Stored data:
⟨

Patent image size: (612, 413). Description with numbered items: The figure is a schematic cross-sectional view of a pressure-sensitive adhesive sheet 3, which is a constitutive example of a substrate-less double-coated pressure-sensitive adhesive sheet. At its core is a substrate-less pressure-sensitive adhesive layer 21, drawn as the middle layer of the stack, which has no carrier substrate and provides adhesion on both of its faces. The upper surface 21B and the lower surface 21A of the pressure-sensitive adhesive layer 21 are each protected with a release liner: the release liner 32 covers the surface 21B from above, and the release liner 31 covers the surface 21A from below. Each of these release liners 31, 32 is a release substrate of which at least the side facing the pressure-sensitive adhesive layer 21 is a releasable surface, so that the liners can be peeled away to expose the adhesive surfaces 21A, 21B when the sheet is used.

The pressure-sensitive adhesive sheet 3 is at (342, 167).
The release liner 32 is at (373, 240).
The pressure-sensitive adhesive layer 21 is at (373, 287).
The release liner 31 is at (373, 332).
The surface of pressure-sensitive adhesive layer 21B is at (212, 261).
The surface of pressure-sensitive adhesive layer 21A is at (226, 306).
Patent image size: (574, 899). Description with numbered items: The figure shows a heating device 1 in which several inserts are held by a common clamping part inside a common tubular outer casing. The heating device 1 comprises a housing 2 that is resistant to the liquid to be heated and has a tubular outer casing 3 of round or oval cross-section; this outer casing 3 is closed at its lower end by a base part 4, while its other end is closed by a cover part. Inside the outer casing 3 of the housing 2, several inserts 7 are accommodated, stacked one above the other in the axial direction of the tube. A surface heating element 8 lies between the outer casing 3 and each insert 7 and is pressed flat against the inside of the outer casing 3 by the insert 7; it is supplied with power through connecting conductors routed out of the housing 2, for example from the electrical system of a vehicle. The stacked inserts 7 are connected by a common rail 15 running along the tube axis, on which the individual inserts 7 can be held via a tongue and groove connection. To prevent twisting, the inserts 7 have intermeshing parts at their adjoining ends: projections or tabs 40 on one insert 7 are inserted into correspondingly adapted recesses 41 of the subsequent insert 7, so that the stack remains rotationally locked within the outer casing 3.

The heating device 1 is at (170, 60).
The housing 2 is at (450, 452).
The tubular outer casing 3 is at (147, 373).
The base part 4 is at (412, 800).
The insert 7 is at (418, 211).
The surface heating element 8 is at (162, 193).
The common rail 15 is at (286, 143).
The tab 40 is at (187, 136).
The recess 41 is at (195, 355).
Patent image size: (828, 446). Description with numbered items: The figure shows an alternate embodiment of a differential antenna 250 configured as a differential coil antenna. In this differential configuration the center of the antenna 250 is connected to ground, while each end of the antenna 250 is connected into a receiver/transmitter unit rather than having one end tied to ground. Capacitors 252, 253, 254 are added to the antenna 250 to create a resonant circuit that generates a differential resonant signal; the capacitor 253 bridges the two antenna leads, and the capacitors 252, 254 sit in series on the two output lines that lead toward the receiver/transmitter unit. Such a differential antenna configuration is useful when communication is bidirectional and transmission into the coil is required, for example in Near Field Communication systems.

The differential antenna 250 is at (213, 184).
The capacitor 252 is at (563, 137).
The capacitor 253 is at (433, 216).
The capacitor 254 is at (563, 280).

⟩

## WORK REQUIRED
Please copy all of the lines above word for word, with nothing changed.

## ANSWER FOR THE TASK
Patent image size: (612, 413). Description with numbered items: The figure is a schematic cross-sectional view of a pressure-sensitive adhesive sheet 3, which is a constitutive example of a substrate-less double-coated pressure-sensitive adhesive sheet. At its core is a substrate-less pressure-sensitive adhesive layer 21, drawn as the middle layer of the stack, which has no carrier substrate and provides adhesion on both of its faces. The upper surface 21B and the lower surface 21A of the pressure-sensitive adhesive layer 21 are each protected with a release liner: the release liner 32 covers the surface 21B from above, and the release liner 31 covers the surface 21A from below. Each of these release liners 31, 32 is a release substrate of which at least the side facing the pressure-sensitive adhesive layer 21 is a releasable surface, so that the liners can be peeled away to expose the adhesive surfaces 21A, 21B when the sheet is used.

The pressure-sensitive adhesive sheet 3 is at (342, 167).
The release liner 32 is at (373, 240).
The pressure-sensitive adhesive layer 21 is at (373, 287).
The release liner 31 is at (373, 332).
The surface of pressure-sensitive adhesive layer 21B is at (212, 261).
The surface of pressure-sensitive adhesive layer 21A is at (226, 306).
Patent image size: (574, 899). Description with numbered items: The figure shows a heating device 1 in which several inserts are held by a common clamping part inside a common tubular outer casing. The heating device 1 comprises a housing 2 that is resistant to the liquid to be heated and has a tubular outer casing 3 of round or oval cross-section; this outer casing 3 is closed at its lower end by a base part 4, while its other end is closed by a cover part. Inside the outer casing 3 of the housing 2, several inserts 7 are accommodated, stacked one above the other in the axial direction of the tube. A surface heating element 8 lies between the outer casing 3 and each insert 7 and is pressed flat against the inside of the outer casing 3 by the insert 7; it is supplied with power through connecting conductors routed out of the housing 2, for example from the electrical system of a vehicle. The stacked inserts 7 are connected by a common rail 15 running along the tube axis, on which the individual inserts 7 can be held via a tongue and groove connection. To prevent twisting, the inserts 7 have intermeshing parts at their adjoining ends: projections or tabs 40 on one insert 7 are inserted into correspondingly adapted recesses 41 of the subsequent insert 7, so that the stack remains rotationally locked within the outer casing 3.

The heating device 1 is at (170, 60).
The housing 2 is at (450, 452).
The tubular outer casing 3 is at (147, 373).
The base part 4 is at (412, 800).
The insert 7 is at (418, 211).
The surface heating element 8 is at (162, 193).
The common rail 15 is at (286, 143).
The tab 40 is at (187, 136).
The recess 41 is at (195, 355).
Patent image size: (828, 446). Description with numbered items: The figure shows an alternate embodiment of a differential antenna 250 configured as a differential coil antenna. In this differential configuration the center of the antenna 250 is connected to ground, while each end of the antenna 250 is connected into a receiver/transmitter unit rather than having one end tied to ground. Capacitors 252, 253, 254 are added to the antenna 250 to create a resonant circuit that generates a differential resonant signal; the capacitor 253 bridges the two antenna leads, and the capacitors 252, 254 sit in series on the two output lines that lead toward the receiver/transmitter unit. Such a differential antenna configuration is useful when communication is bidirectional and transmission into the coil is required, for example in Near Field Communication systems.

The differential antenna 250 is at (213, 184).
The capacitor 252 is at (563, 137).
The capacitor 253 is at (433, 216).
The capacitor 254 is at (563, 280).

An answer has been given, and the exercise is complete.